YOUR INSTRUCTIONS: Restate all the material verbatim, except for the pictures.

§

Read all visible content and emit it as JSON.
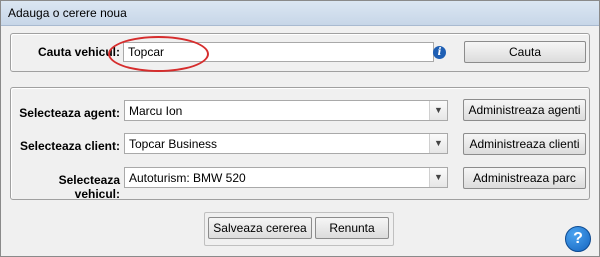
{
  "window": {
    "title": "Adauga o cerere noua"
  },
  "search": {
    "label": "Cauta vehicul:",
    "value": "Topcar",
    "button_label": "Cauta",
    "info_icon_glyph": "i"
  },
  "selection": {
    "agent": {
      "label": "Selecteaza agent:",
      "value": "Marcu Ion",
      "manage_label": "Administreaza agenti"
    },
    "client": {
      "label": "Selecteaza client:",
      "value": "Topcar Business",
      "manage_label": "Administreaza clienti"
    },
    "vehicle": {
      "label": "Selecteaza vehicul:",
      "value": "Autoturism: BMW 520",
      "manage_label": "Administreaza parc"
    }
  },
  "actions": {
    "save_label": "Salveaza cererea",
    "cancel_label": "Renunta"
  },
  "help": {
    "glyph": "?"
  },
  "colors": {
    "highlight": "#d62d2d",
    "info_icon": "#1f5fb4",
    "help_icon": "#1565c0"
  }
}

§

EXERCISE RESULT:
Read all visible content and emit it as JSON.
{
  "window": {
    "title": "Adauga o cerere noua"
  },
  "search": {
    "label": "Cauta vehicul:",
    "value": "Topcar",
    "button_label": "Cauta",
    "info_icon_glyph": "i"
  },
  "selection": {
    "agent": {
      "label": "Selecteaza agent:",
      "value": "Marcu Ion",
      "manage_label": "Administreaza agenti"
    },
    "client": {
      "label": "Selecteaza client:",
      "value": "Topcar Business",
      "manage_label": "Administreaza clienti"
    },
    "vehicle": {
      "label": "Selecteaza vehicul:",
      "value": "Autoturism: BMW 520",
      "manage_label": "Administreaza parc"
    }
  },
  "actions": {
    "save_label": "Salveaza cererea",
    "cancel_label": "Renunta"
  },
  "help": {
    "glyph": "?"
  },
  "colors": {
    "highlight": "#d62d2d",
    "info_icon": "#1f5fb4",
    "help_icon": "#1565c0"
  }
}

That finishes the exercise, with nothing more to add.